To do: Word for word, quote all of the material, omitting the pictures.

___ Data for this exercise

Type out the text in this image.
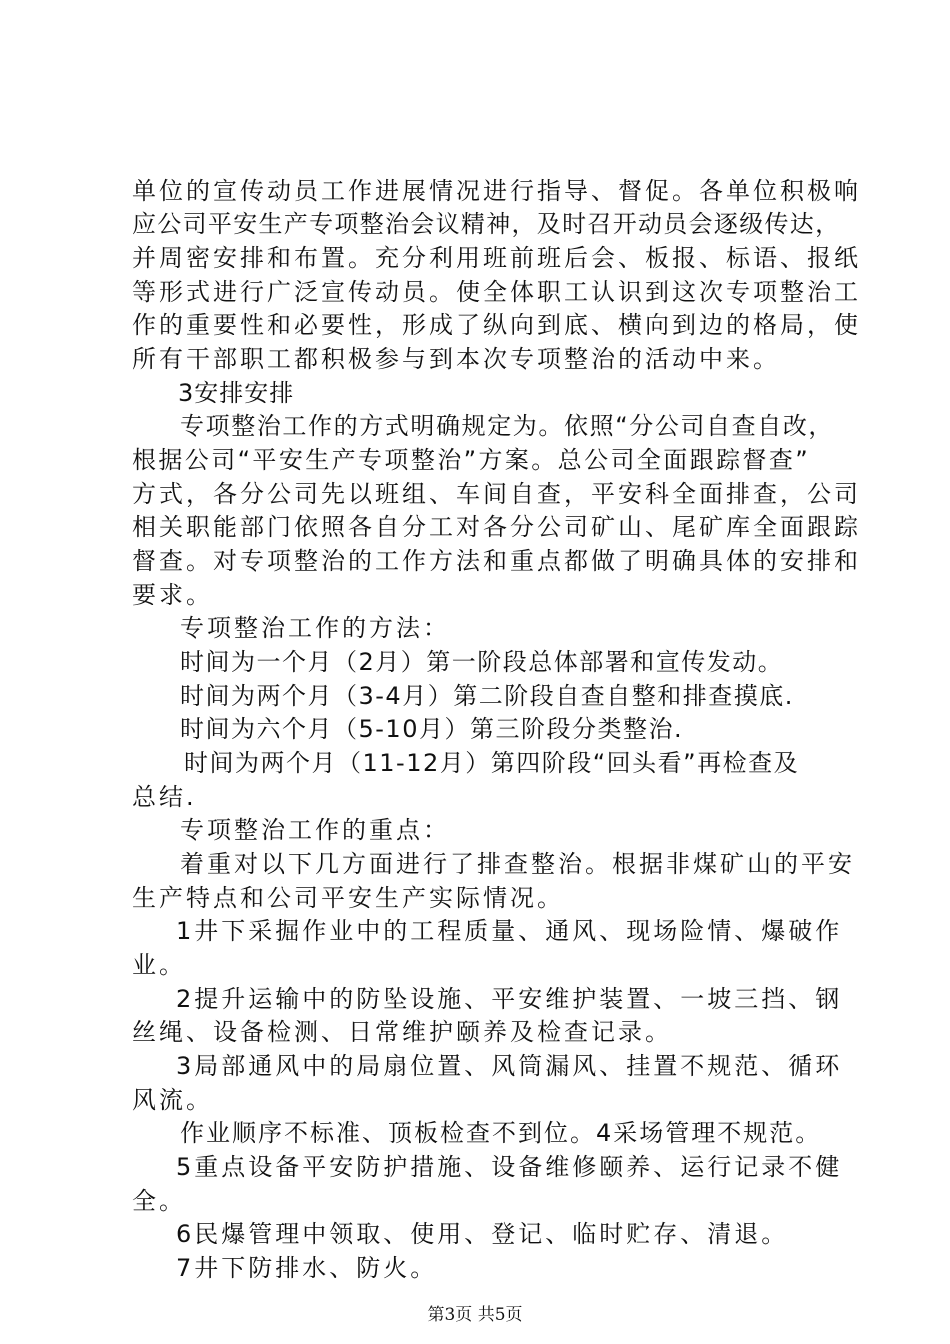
单位的宣传动员工作进展情况进行指导、督促。各单位积极响
应公司平安生产专项整治会议精神，及时召开动员会逐级传达，
并周密安排和布置。充分利用班前班后会、板报、标语、报纸
等形式进行广泛宣传动员。使全体职工认识到这次专项整治工
作的重要性和必要性，形成了纵向到底、横向到边的格局，使
所有干部职工都积极参与到本次专项整治的活动中来。
3安排安排
专项整治工作的方式明确规定为。依照“分公司自查自改，
根据公司“平安生产专项整治”方案。总公司全面跟踪督查”
方式，各分公司先以班组、车间自查，平安科全面排查，公司
相关职能部门依照各自分工对各分公司矿山、尾矿库全面跟踪
督查。对专项整治的工作方法和重点都做了明确具体的安排和
要求。
专项整治工作的方法：
时间为一个月（2月）第一阶段总体部署和宣传发动。
时间为两个月（3-4月）第二阶段自查自整和排查摸底.
时间为六个月（5-10月）第三阶段分类整治.
时间为两个月（11-12月）第四阶段“回头看”再检查及
总结.
专项整治工作的重点：
着重对以下几方面进行了排查整治。根据非煤矿山的平安
生产特点和公司平安生产实际情况。
1井下采掘作业中的工程质量、通风、现场险情、爆破作
业。
2提升运输中的防坠设施、平安维护装置、一坡三挡、钢
丝绳、设备检测、日常维护颐养及检查记录。
3局部通风中的局扇位置、风筒漏风、挂置不规范、循环
风流。
作业顺序不标准、顶板检查不到位。4采场管理不规范。
5重点设备平安防护措施、设备维修颐养、运行记录不健
全。
6民爆管理中领取、使用、登记、临时贮存、清退。
7井下防排水、防火。
第3页 共5页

______

Answer to the problem:
Type out the text in this image.
单位的宣传动员工作进展情况进行指导、督促。各单位积极响
应公司平安生产专项整治会议精神，及时召开动员会逐级传达，
并周密安排和布置。充分利用班前班后会、板报、标语、报纸
等形式进行广泛宣传动员。使全体职工认识到这次专项整治工
作的重要性和必要性，形成了纵向到底、横向到边的格局，使
所有干部职工都积极参与到本次专项整治的活动中来。
3安排安排
专项整治工作的方式明确规定为。依照“分公司自查自改，
根据公司“平安生产专项整治”方案。总公司全面跟踪督查”
方式，各分公司先以班组、车间自查，平安科全面排查，公司
相关职能部门依照各自分工对各分公司矿山、尾矿库全面跟踪
督查。对专项整治的工作方法和重点都做了明确具体的安排和
要求。
专项整治工作的方法：
时间为一个月（2月）第一阶段总体部署和宣传发动。
时间为两个月（3-4月）第二阶段自查自整和排查摸底.
时间为六个月（5-10月）第三阶段分类整治.
时间为两个月（11-12月）第四阶段“回头看”再检查及
总结.
专项整治工作的重点：
着重对以下几方面进行了排查整治。根据非煤矿山的平安
生产特点和公司平安生产实际情况。
1井下采掘作业中的工程质量、通风、现场险情、爆破作
业。
2提升运输中的防坠设施、平安维护装置、一坡三挡、钢
丝绳、设备检测、日常维护颐养及检查记录。
3局部通风中的局扇位置、风筒漏风、挂置不规范、循环
风流。
作业顺序不标准、顶板检查不到位。4采场管理不规范。
5重点设备平安防护措施、设备维修颐养、运行记录不健
全。
6民爆管理中领取、使用、登记、临时贮存、清退。
7井下防排水、防火。
第3页 共5页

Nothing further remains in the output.